--- start ---
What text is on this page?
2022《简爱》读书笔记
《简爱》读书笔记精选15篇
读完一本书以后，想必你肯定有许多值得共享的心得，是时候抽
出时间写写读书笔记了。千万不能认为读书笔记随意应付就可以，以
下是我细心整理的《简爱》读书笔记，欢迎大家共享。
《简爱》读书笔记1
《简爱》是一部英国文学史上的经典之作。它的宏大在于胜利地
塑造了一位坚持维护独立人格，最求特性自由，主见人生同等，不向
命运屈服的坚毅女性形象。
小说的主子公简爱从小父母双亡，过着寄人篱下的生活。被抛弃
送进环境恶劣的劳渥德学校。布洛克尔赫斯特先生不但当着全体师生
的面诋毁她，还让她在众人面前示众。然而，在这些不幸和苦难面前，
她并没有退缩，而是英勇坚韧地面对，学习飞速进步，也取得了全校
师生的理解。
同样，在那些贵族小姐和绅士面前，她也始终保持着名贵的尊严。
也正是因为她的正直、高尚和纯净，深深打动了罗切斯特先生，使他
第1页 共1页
--- end ---
YOUR TASK
Give all the entries again exactly; leave none out.

REPLY
What text is on this page?
2022《简爱》读书笔记
《简爱》读书笔记精选15篇
读完一本书以后，想必你肯定有许多值得共享的心得，是时候抽
出时间写写读书笔记了。千万不能认为读书笔记随意应付就可以，以
下是我细心整理的《简爱》读书笔记，欢迎大家共享。
《简爱》读书笔记1
《简爱》是一部英国文学史上的经典之作。它的宏大在于胜利地
塑造了一位坚持维护独立人格，最求特性自由，主见人生同等，不向
命运屈服的坚毅女性形象。
小说的主子公简爱从小父母双亡，过着寄人篱下的生活。被抛弃
送进环境恶劣的劳渥德学校。布洛克尔赫斯特先生不但当着全体师生
的面诋毁她，还让她在众人面前示众。然而，在这些不幸和苦难面前，
她并没有退缩，而是英勇坚韧地面对，学习飞速进步，也取得了全校
师生的理解。
同样，在那些贵族小姐和绅士面前，她也始终保持着名贵的尊严。
也正是因为她的正直、高尚和纯净，深深打动了罗切斯特先生，使他
第1页 共1页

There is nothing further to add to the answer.